• _Goal of the exercise_
If a line in the entries contains the word "name", list it.

• _Information shown_
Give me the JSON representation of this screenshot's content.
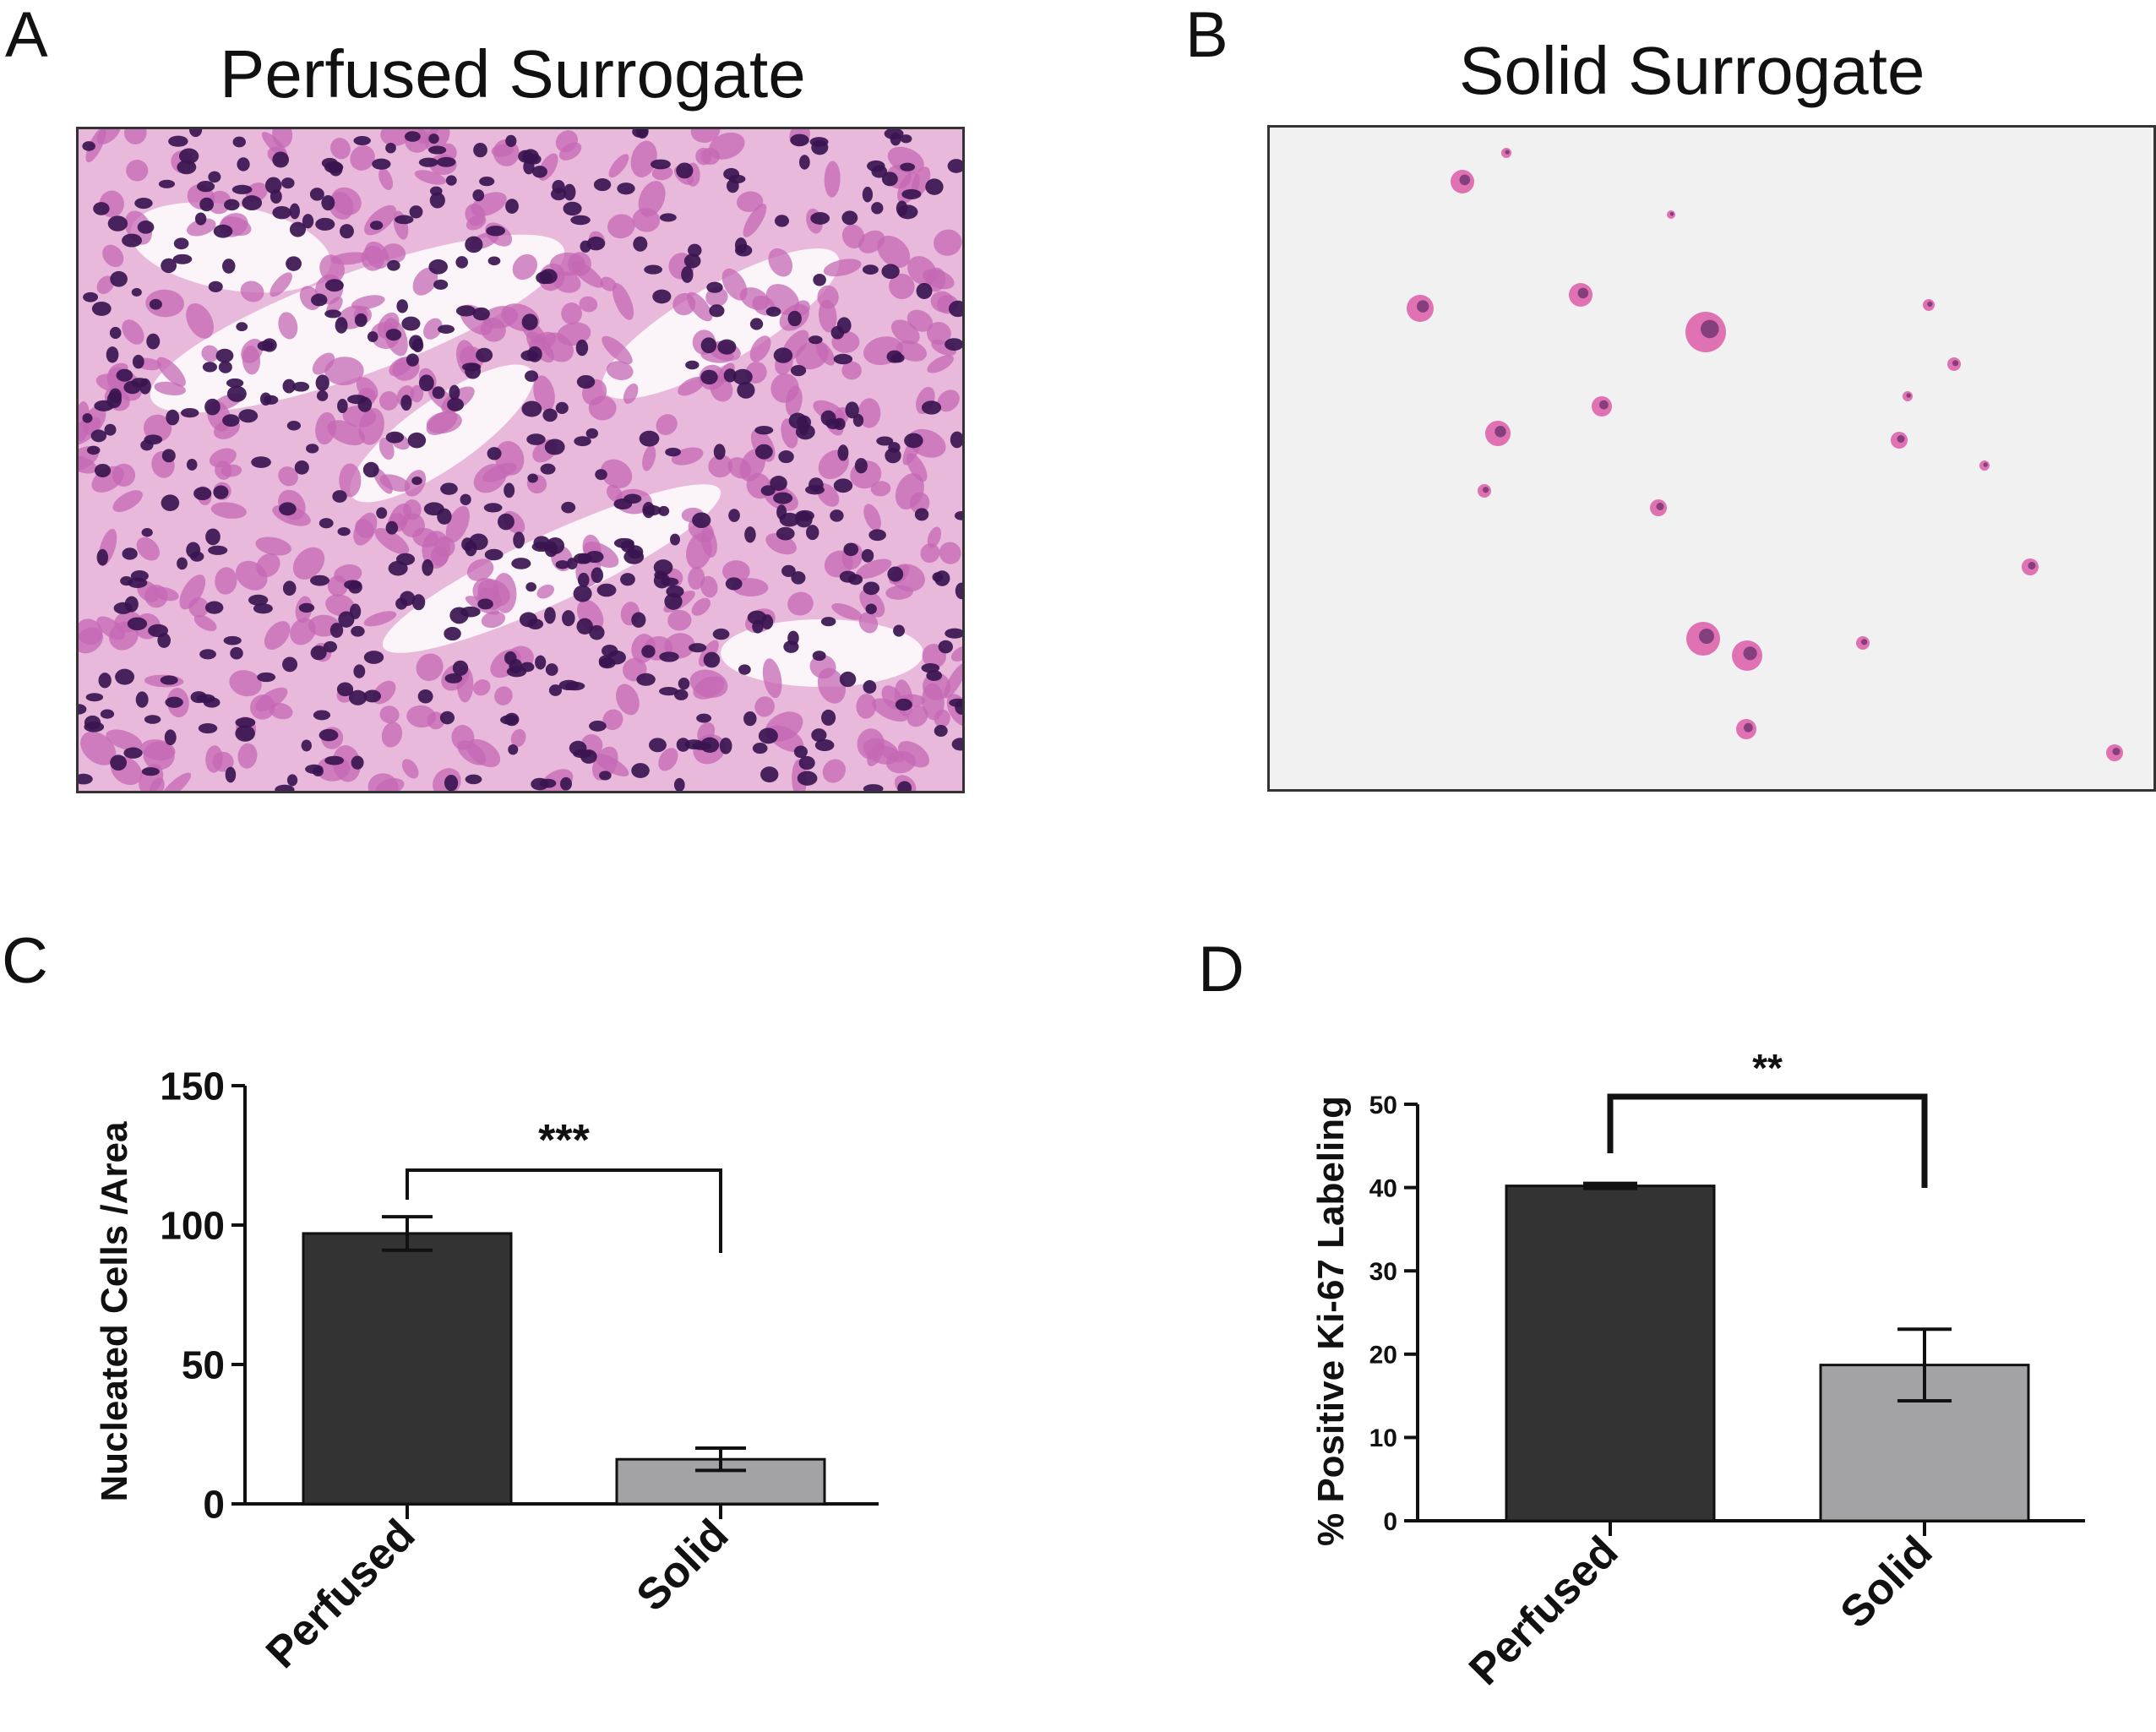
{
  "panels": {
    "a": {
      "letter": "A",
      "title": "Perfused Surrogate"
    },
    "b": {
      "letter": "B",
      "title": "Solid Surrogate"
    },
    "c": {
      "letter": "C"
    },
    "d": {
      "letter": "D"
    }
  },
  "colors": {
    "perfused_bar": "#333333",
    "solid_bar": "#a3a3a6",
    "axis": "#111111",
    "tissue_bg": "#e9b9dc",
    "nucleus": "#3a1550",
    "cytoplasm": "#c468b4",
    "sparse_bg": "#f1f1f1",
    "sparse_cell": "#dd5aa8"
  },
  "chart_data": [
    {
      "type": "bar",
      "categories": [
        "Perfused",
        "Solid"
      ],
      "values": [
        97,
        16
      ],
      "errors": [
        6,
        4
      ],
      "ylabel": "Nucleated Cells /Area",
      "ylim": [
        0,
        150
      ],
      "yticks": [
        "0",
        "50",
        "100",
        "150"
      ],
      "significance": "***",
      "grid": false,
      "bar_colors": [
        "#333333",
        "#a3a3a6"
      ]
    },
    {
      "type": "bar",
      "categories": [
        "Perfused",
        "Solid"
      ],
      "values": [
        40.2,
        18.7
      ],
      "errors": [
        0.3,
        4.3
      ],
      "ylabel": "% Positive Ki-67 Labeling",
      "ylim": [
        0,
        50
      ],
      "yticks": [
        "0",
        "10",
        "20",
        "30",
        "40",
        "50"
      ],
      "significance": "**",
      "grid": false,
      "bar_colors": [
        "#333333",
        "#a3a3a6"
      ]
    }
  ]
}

==

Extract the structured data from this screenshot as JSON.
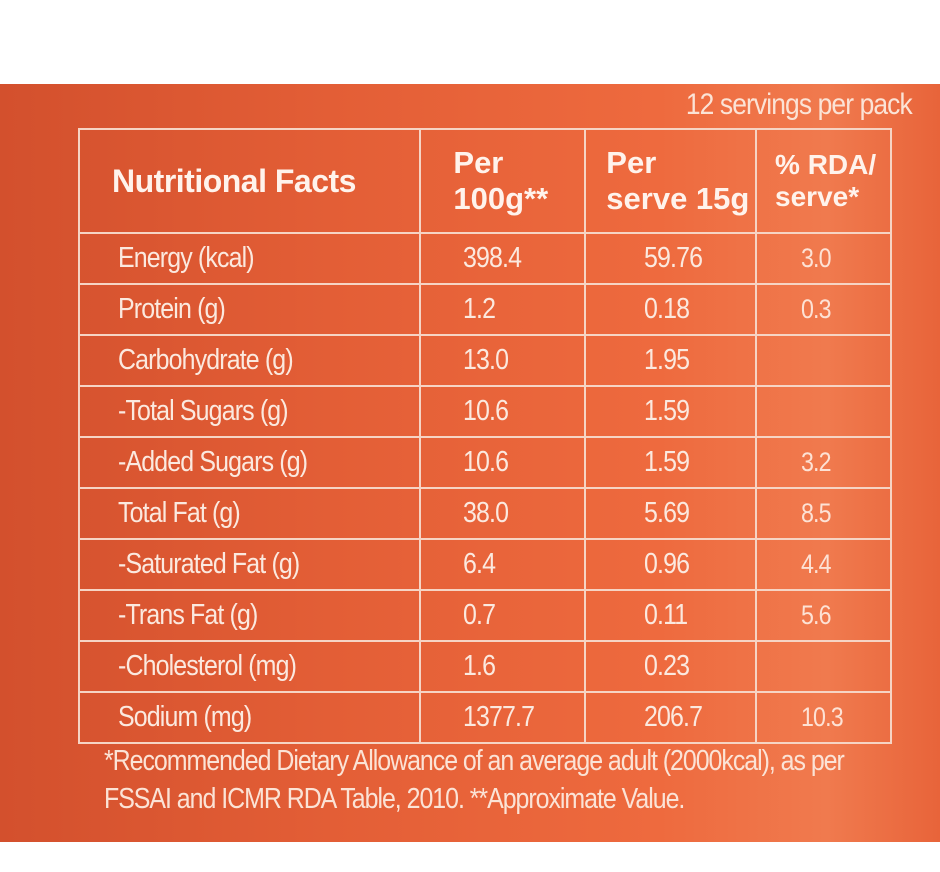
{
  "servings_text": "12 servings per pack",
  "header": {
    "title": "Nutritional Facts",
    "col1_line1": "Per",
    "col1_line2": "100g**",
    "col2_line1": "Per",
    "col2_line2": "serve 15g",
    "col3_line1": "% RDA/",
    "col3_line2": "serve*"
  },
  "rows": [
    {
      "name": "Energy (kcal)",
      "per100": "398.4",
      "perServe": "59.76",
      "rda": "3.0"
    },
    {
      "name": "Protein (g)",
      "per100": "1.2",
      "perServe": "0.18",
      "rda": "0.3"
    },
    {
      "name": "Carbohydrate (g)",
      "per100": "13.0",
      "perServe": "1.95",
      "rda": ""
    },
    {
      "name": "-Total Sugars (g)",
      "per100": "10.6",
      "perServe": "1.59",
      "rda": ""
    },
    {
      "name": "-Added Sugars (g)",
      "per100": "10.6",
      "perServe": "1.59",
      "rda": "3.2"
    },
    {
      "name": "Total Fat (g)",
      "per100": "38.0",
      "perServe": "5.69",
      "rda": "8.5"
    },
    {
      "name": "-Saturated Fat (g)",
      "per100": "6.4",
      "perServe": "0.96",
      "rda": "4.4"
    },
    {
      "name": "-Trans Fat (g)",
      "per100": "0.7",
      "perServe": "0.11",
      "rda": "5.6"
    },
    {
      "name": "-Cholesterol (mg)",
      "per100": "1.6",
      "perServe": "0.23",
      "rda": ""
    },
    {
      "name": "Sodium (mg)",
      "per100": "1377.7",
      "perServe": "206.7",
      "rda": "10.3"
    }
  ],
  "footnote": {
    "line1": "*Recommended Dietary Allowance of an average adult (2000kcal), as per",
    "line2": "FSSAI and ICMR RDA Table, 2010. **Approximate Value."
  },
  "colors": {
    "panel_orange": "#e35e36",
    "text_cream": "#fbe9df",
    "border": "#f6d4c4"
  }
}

...

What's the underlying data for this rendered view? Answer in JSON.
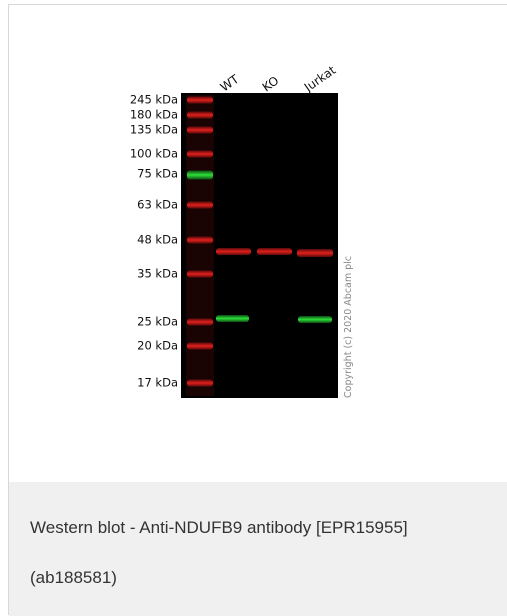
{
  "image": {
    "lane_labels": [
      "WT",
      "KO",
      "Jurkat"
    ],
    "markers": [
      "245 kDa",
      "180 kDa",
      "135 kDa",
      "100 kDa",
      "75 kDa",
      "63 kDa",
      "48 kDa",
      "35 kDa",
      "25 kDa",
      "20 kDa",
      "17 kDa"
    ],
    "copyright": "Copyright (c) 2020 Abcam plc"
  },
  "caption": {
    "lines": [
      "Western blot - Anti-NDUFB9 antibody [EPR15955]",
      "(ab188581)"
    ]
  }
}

• _Solution_
      "name": "Energy (kcal)",
      "name": "Protein (g)",
      "name": "Carbohydrate (g)",
      "name": "-Total Sugars (g)",
      "name": "-Added Sugars (g)",
      "name": "Total Fat (g)",
      "name": "-Saturated Fat (g)",
      "name": "-Trans Fat (g)",
      "name": "-Cholesterol (mg)",
      "name": "Sodium (mg)",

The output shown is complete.